[Lines of data]

------

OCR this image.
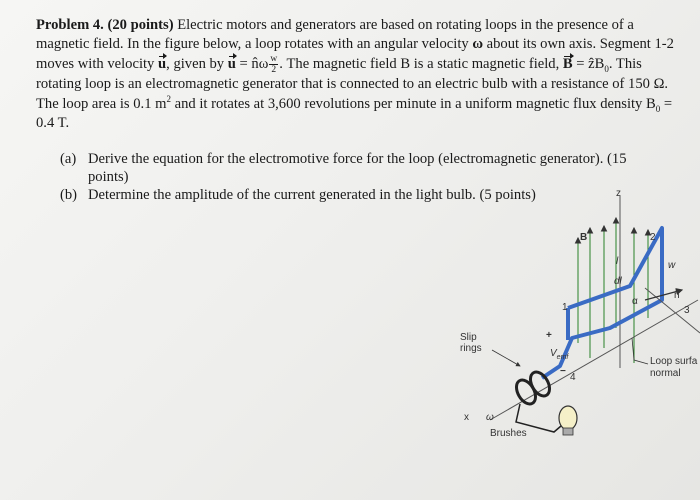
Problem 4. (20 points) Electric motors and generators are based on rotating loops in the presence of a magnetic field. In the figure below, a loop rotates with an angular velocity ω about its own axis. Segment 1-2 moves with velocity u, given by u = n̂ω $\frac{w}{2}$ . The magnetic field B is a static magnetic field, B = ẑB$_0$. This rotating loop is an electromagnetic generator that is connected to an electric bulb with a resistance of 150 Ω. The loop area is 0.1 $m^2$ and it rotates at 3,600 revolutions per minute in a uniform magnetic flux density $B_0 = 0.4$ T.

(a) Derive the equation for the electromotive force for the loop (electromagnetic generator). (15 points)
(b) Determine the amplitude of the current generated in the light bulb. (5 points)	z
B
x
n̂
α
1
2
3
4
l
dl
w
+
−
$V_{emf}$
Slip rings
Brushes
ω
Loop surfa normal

------

Extract the text of all the records above verbatim, excluding pictures.

OCR this image.
Problem 4. (20 points) Electric motors and generators are based on rotating loops in the presence of a magnetic field. In the figure below, a loop rotates with an angular velocity ω about its own axis. Segment 1-2 moves with velocity u, given by u = n̂ω $\frac{w}{2}$ . The magnetic field B is a static magnetic field, B = ẑB$_0$. This rotating loop is an electromagnetic generator that is connected to an electric bulb with a resistance of 150 Ω. The loop area is 0.1 $m^2$ and it rotates at 3,600 revolutions per minute in a uniform magnetic flux density $B_0 = 0.4$ T.

(a) Derive the equation for the electromotive force for the loop (electromagnetic generator). (15 points)
(b) Determine the amplitude of the current generated in the light bulb. (5 points)	z
B
x
n̂
α
1
2
3
4
l
dl
w
+
−
$V_{emf}$
Slip rings
Brushes
ω
Loop surfa normal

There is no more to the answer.